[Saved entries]
****

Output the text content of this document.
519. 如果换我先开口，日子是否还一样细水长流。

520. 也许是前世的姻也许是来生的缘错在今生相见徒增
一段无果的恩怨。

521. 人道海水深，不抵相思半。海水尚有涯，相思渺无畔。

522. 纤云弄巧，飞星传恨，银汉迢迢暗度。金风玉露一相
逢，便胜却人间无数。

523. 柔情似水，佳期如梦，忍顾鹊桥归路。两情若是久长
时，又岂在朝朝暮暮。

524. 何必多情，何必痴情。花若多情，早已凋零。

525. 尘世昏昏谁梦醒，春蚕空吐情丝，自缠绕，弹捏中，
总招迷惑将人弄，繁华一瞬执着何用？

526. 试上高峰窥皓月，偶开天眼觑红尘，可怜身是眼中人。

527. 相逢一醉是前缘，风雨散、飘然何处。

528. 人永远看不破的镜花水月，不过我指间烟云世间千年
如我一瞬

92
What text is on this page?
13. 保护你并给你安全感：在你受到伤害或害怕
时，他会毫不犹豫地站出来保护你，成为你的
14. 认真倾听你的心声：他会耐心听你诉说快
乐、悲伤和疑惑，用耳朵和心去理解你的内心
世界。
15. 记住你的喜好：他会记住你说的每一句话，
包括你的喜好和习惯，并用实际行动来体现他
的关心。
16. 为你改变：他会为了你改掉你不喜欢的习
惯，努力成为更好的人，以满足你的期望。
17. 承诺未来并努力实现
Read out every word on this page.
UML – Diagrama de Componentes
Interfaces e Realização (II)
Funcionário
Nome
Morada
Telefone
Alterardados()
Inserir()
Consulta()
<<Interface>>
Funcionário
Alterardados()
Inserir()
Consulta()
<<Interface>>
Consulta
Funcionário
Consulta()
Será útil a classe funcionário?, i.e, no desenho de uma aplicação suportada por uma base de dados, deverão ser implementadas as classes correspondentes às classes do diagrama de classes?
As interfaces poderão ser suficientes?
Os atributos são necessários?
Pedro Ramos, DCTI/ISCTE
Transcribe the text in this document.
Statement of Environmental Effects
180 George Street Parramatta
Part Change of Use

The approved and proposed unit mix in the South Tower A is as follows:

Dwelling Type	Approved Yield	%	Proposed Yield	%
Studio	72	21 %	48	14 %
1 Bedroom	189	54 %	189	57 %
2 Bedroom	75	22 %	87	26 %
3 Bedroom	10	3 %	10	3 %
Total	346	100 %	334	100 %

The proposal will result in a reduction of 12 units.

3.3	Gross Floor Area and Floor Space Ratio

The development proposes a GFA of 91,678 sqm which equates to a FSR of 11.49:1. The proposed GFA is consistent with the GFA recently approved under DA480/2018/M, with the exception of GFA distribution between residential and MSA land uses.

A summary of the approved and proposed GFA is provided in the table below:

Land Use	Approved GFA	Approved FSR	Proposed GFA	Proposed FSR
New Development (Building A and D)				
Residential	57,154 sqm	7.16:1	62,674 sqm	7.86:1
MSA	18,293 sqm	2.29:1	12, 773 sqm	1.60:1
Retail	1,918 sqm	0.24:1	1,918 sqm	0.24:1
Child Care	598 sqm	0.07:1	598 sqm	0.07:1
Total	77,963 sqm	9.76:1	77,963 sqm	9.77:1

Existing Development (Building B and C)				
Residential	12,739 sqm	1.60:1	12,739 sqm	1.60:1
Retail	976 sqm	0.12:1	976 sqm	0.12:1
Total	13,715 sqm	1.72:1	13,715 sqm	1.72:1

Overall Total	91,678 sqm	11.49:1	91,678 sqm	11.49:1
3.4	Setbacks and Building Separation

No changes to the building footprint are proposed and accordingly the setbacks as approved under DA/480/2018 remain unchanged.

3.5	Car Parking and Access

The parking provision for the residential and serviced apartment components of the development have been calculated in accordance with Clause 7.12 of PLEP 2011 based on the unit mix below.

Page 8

****

- _REQUIRED WORK_
Find the lines above holding the word "with" and show them.

- _RESPONSE_
The development proposes a GFA of 91,678 sqm which equates to a FSR of 11.49:1. The proposed GFA is consistent with the GFA recently approved under DA480/2018/M, with the exception of GFA distribution between residential and MSA land uses.
The parking provision for the residential and serviced apartment components of the development have been calculated in accordance with Clause 7.12 of PLEP 2011 based on the unit mix below.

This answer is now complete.